_BRIEF_
Pick out and copy every line below that has the word "CMRR".

··· EXERCISE MATERIAL

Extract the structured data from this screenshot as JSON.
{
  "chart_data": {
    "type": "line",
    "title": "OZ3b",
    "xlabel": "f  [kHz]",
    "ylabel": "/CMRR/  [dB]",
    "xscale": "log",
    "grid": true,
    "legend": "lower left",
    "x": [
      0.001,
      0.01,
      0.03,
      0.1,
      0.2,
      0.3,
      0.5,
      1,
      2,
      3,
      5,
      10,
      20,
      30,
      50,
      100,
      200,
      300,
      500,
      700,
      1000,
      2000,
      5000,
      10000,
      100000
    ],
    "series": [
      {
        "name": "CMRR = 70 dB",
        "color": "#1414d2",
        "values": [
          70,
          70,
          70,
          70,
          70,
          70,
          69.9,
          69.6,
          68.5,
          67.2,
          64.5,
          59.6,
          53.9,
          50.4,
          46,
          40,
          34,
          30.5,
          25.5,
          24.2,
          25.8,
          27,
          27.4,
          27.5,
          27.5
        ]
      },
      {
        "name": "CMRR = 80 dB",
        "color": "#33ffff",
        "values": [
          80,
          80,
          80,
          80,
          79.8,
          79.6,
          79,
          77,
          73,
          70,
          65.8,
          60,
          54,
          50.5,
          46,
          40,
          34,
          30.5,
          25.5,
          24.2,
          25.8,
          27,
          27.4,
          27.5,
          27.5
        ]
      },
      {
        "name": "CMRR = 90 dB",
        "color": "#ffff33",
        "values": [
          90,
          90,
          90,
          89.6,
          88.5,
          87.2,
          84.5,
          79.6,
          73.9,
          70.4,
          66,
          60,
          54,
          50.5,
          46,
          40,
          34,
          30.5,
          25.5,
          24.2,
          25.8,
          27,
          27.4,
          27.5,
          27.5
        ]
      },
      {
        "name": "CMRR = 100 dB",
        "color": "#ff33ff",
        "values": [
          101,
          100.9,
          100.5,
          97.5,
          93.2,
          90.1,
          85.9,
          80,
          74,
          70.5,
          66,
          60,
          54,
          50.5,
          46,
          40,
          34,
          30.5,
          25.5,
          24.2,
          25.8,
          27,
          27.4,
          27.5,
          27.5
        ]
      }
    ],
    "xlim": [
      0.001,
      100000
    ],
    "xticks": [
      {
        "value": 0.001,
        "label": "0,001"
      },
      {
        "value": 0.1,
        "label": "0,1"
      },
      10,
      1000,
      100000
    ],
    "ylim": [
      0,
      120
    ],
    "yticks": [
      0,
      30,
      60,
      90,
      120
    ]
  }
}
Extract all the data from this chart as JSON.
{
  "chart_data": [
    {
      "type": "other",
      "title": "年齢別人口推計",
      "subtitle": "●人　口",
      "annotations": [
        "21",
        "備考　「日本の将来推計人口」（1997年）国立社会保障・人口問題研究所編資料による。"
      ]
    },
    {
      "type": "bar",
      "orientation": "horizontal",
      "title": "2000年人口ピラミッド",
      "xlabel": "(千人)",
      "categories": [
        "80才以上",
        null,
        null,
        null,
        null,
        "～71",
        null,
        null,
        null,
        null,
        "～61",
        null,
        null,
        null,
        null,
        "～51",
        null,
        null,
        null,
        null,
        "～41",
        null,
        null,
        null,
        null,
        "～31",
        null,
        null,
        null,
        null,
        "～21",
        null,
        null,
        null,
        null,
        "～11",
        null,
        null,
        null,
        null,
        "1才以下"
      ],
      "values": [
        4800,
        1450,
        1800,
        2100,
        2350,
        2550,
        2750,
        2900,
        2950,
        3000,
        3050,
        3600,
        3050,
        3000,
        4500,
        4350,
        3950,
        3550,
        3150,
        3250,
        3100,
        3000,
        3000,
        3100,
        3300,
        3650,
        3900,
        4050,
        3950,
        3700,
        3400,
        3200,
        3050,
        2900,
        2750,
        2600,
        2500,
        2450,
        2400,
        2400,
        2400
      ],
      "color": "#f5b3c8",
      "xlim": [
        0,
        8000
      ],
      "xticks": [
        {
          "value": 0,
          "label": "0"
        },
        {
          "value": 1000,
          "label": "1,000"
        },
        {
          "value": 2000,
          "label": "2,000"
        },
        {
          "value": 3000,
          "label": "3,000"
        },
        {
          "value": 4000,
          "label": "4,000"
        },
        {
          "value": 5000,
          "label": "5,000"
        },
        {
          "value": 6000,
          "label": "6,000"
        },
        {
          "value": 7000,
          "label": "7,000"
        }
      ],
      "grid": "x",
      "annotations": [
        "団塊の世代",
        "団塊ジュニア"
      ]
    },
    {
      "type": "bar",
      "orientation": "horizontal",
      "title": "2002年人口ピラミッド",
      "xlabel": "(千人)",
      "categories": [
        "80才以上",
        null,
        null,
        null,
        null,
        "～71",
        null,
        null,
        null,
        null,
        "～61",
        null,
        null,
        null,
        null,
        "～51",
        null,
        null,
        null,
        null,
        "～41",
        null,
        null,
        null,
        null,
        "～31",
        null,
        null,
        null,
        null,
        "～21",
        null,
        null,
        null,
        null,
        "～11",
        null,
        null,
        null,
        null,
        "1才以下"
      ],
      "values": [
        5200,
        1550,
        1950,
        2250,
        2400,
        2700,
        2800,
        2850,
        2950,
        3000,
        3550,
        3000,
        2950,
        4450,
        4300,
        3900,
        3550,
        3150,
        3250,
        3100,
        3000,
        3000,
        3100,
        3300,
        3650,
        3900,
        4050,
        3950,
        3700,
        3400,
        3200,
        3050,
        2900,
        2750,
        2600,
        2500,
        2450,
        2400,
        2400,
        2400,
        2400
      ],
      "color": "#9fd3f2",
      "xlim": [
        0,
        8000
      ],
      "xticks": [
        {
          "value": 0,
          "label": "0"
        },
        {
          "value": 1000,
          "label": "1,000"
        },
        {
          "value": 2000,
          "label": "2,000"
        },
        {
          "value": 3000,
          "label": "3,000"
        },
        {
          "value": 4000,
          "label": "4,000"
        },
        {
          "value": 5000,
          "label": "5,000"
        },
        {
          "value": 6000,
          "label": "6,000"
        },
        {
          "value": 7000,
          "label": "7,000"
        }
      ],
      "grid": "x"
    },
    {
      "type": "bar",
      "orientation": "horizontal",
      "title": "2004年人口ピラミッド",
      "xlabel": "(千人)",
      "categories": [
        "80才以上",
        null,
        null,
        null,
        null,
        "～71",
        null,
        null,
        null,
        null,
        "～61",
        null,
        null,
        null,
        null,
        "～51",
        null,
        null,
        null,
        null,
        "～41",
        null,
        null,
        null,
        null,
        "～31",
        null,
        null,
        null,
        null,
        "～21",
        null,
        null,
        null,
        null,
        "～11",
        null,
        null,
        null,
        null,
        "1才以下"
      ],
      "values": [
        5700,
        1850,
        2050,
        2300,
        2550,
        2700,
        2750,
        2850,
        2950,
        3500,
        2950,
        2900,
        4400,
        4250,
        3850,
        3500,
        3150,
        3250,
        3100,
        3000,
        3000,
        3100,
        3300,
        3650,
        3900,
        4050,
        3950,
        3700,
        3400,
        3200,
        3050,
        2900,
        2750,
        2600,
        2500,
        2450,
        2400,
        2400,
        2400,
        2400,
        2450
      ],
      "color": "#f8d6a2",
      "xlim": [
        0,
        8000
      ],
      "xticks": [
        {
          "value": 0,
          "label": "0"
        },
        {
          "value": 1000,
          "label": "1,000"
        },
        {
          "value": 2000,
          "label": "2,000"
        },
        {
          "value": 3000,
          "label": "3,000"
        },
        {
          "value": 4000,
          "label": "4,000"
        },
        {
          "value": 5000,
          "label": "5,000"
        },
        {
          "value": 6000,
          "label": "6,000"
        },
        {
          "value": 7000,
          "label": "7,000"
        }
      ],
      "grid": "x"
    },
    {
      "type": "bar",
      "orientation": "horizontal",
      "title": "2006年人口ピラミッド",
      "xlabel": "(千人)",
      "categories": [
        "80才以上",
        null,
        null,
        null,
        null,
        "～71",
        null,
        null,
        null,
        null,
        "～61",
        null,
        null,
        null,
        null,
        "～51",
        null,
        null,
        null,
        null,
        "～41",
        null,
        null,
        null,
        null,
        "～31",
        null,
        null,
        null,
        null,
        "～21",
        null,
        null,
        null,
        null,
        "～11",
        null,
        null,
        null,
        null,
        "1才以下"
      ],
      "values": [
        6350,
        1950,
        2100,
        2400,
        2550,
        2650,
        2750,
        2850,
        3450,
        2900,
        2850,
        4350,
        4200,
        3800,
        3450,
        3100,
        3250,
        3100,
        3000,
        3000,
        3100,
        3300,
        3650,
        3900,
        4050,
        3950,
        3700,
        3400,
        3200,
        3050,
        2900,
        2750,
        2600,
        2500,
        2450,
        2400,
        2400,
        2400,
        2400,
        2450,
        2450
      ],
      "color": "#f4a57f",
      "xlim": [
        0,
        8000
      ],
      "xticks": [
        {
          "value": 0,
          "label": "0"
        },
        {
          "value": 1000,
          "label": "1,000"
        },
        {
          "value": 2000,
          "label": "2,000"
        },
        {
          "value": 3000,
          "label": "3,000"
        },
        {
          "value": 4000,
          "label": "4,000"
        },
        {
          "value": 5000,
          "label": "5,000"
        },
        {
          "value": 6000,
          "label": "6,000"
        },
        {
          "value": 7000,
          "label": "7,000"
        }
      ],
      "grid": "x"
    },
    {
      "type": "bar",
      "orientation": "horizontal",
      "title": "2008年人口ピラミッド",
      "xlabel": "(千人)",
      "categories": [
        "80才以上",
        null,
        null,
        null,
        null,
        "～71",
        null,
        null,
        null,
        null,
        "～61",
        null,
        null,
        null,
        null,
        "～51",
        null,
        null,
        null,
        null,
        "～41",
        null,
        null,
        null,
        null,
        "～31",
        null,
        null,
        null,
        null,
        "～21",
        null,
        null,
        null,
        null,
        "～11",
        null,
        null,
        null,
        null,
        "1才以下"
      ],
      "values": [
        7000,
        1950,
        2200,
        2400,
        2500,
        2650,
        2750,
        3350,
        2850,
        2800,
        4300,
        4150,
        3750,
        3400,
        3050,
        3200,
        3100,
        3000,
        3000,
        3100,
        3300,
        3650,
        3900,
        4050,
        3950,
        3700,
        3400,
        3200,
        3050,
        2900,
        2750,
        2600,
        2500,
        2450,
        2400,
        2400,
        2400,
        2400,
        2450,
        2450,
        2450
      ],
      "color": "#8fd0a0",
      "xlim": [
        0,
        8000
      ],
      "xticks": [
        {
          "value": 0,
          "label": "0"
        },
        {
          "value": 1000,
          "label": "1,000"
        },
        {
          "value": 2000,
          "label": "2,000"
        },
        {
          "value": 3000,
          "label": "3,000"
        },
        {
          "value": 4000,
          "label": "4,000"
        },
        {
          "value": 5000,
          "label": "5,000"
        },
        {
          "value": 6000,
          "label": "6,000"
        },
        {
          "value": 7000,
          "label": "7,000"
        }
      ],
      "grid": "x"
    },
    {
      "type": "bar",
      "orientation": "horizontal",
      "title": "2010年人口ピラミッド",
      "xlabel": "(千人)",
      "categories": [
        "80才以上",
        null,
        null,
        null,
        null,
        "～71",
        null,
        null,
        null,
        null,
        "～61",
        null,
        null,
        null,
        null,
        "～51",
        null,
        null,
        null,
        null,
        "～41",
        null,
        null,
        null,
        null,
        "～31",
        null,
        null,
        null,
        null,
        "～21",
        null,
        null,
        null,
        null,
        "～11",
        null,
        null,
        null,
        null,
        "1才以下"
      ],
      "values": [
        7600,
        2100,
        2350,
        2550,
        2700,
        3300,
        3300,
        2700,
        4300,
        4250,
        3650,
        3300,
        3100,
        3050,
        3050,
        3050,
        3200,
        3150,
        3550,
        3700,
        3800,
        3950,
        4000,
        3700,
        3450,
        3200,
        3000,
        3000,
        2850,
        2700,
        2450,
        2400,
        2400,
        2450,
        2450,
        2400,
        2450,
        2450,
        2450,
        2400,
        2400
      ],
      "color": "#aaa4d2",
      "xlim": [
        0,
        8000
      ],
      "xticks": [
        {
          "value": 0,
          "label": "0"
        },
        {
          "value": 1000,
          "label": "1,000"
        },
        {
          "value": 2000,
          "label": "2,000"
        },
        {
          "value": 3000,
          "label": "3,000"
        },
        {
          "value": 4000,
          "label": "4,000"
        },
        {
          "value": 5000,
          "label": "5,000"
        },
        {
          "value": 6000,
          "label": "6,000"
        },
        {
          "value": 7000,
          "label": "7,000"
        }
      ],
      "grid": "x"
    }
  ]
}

······

_WRITTEN RESPONSE_
    "ylabel": "/CMRR/  [dB]",
        "name": "CMRR = 70 dB",
        "name": "CMRR = 80 dB",
        "name": "CMRR = 90 dB",
        "name": "CMRR = 100 dB",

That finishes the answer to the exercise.